GOAL OF THE EXERCISE: Give an exact transcription of every line, dropping the images.
********
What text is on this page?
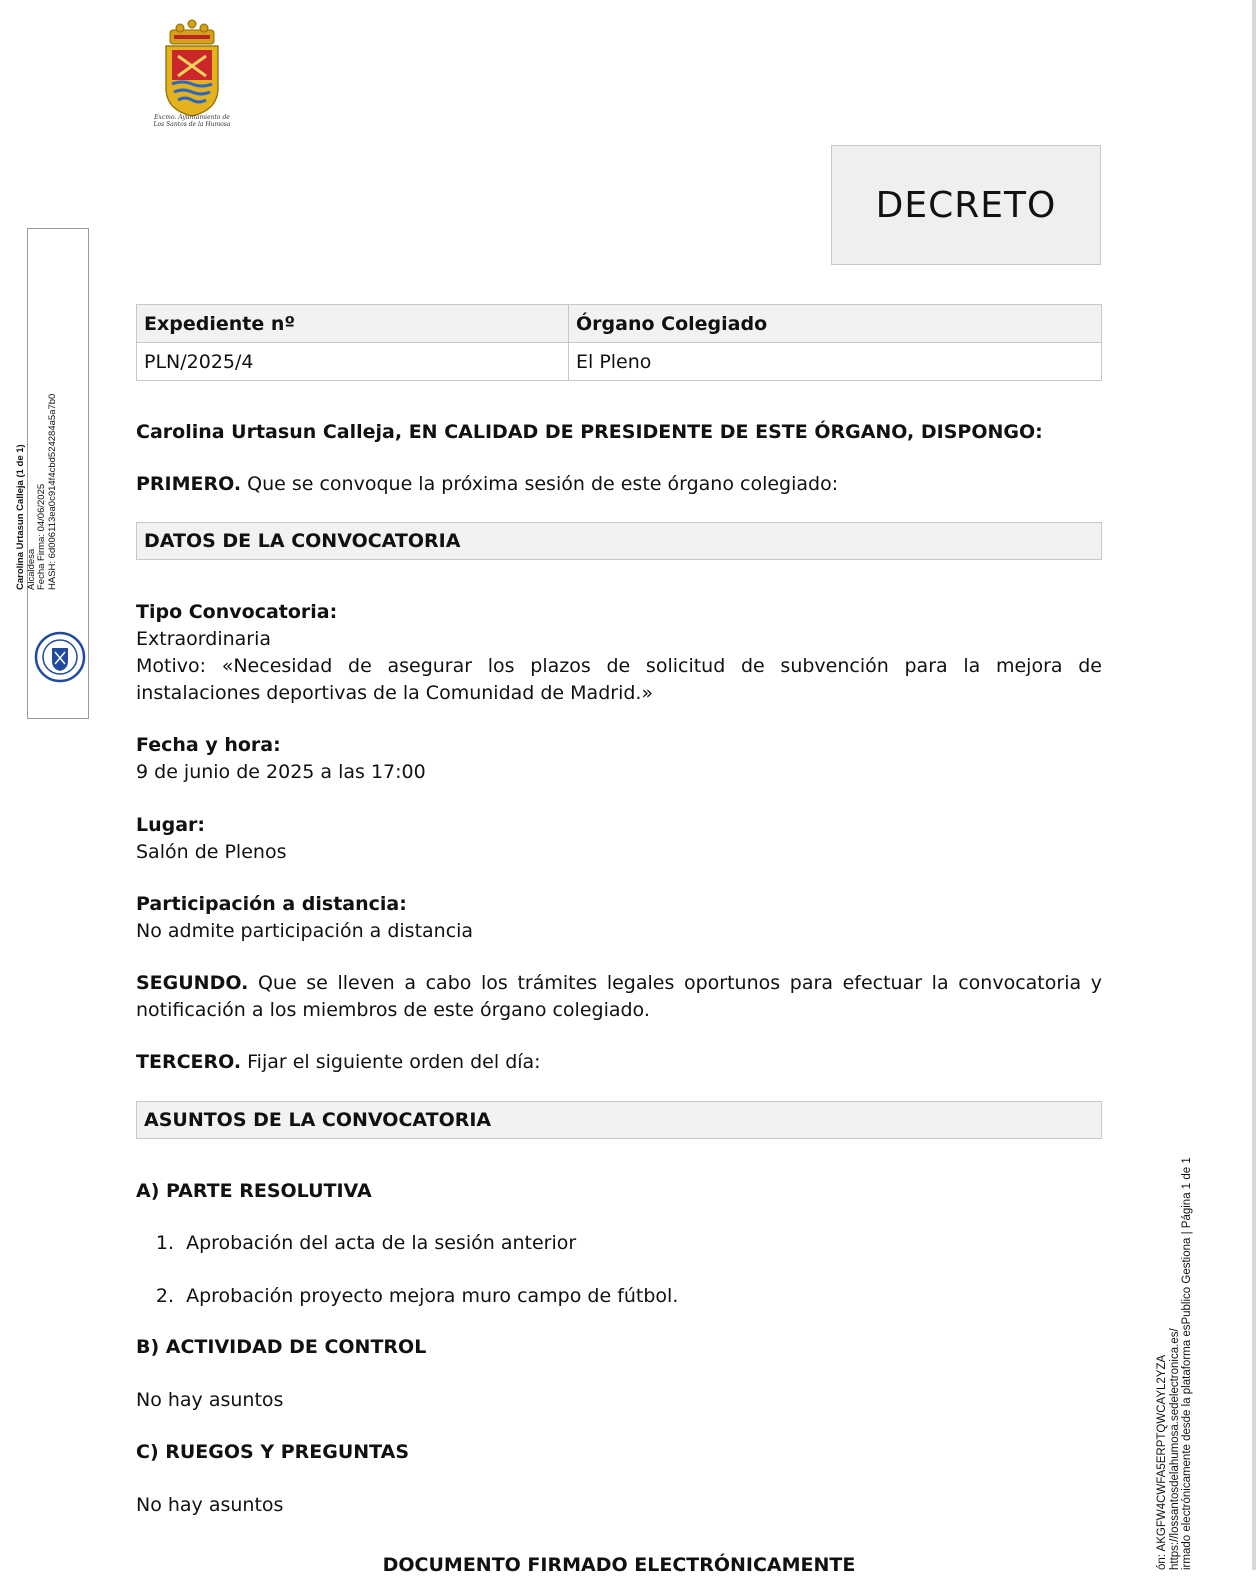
Excmo. Ayuntamiento de
Los Santos de la Humosa
DECRETO
Carolina Urtasun Calleja (1 de 1) Alcaldesa Fecha Firma: 04/06/2025 HASH: 6d006113ea0c914f4cbd524284a5a7b0
ón: AKGFW4CWFA5ERPTQWCAYL2YZA https://lossantosdelahumosa.sedelectronica.es/ irmado electrónicamente desde la plataforma esPublico Gestiona | Página 1 de 1
Expediente nº	Órgano Colegiado
PLN/2025/4	El Pleno
Carolina Urtasun Calleja, EN CALIDAD DE PRESIDENTE DE ESTE ÓRGANO, DISPONGO:
PRIMERO. Que se convoque la próxima sesión de este órgano colegiado:
DATOS DE LA CONVOCATORIA
Tipo Convocatoria:
Extraordinaria
Motivo: «Necesidad de asegurar los plazos de solicitud de subvención para la mejora de instalaciones deportivas de la Comunidad de Madrid.»
Fecha y hora:
9 de junio de 2025 a las 17:00
Lugar:
Salón de Plenos
Participación a distancia:
No admite participación a distancia
SEGUNDO. Que se lleven a cabo los trámites legales oportunos para efectuar la convocatoria y notificación a los miembros de este órgano colegiado.
TERCERO. Fijar el siguiente orden del día:
ASUNTOS DE LA CONVOCATORIA
A) PARTE RESOLUTIVA
1. Aprobación del acta de la sesión anterior
2. Aprobación proyecto mejora muro campo de fútbol.
B) ACTIVIDAD DE CONTROL
No hay asuntos
C) RUEGOS Y PREGUNTAS
No hay asuntos
DOCUMENTO FIRMADO ELECTRÓNICAMENTE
********
THE RESULT:
What text is on this page?
Excmo. Ayuntamiento de
Los Santos de la Humosa
DECRETO
Carolina Urtasun Calleja (1 de 1) Alcaldesa Fecha Firma: 04/06/2025 HASH: 6d006113ea0c914f4cbd524284a5a7b0
ón: AKGFW4CWFA5ERPTQWCAYL2YZA https://lossantosdelahumosa.sedelectronica.es/ irmado electrónicamente desde la plataforma esPublico Gestiona | Página 1 de 1
Expediente nº	Órgano Colegiado
PLN/2025/4	El Pleno
Carolina Urtasun Calleja, EN CALIDAD DE PRESIDENTE DE ESTE ÓRGANO, DISPONGO:
PRIMERO. Que se convoque la próxima sesión de este órgano colegiado:
DATOS DE LA CONVOCATORIA
Tipo Convocatoria:
Extraordinaria
Motivo: «Necesidad de asegurar los plazos de solicitud de subvención para la mejora de instalaciones deportivas de la Comunidad de Madrid.»
Fecha y hora:
9 de junio de 2025 a las 17:00
Lugar:
Salón de Plenos
Participación a distancia:
No admite participación a distancia
SEGUNDO. Que se lleven a cabo los trámites legales oportunos para efectuar la convocatoria y notificación a los miembros de este órgano colegiado.
TERCERO. Fijar el siguiente orden del día:
ASUNTOS DE LA CONVOCATORIA
A) PARTE RESOLUTIVA
1. Aprobación del acta de la sesión anterior
2. Aprobación proyecto mejora muro campo de fútbol.
B) ACTIVIDAD DE CONTROL
No hay asuntos
C) RUEGOS Y PREGUNTAS
No hay asuntos
DOCUMENTO FIRMADO ELECTRÓNICAMENTE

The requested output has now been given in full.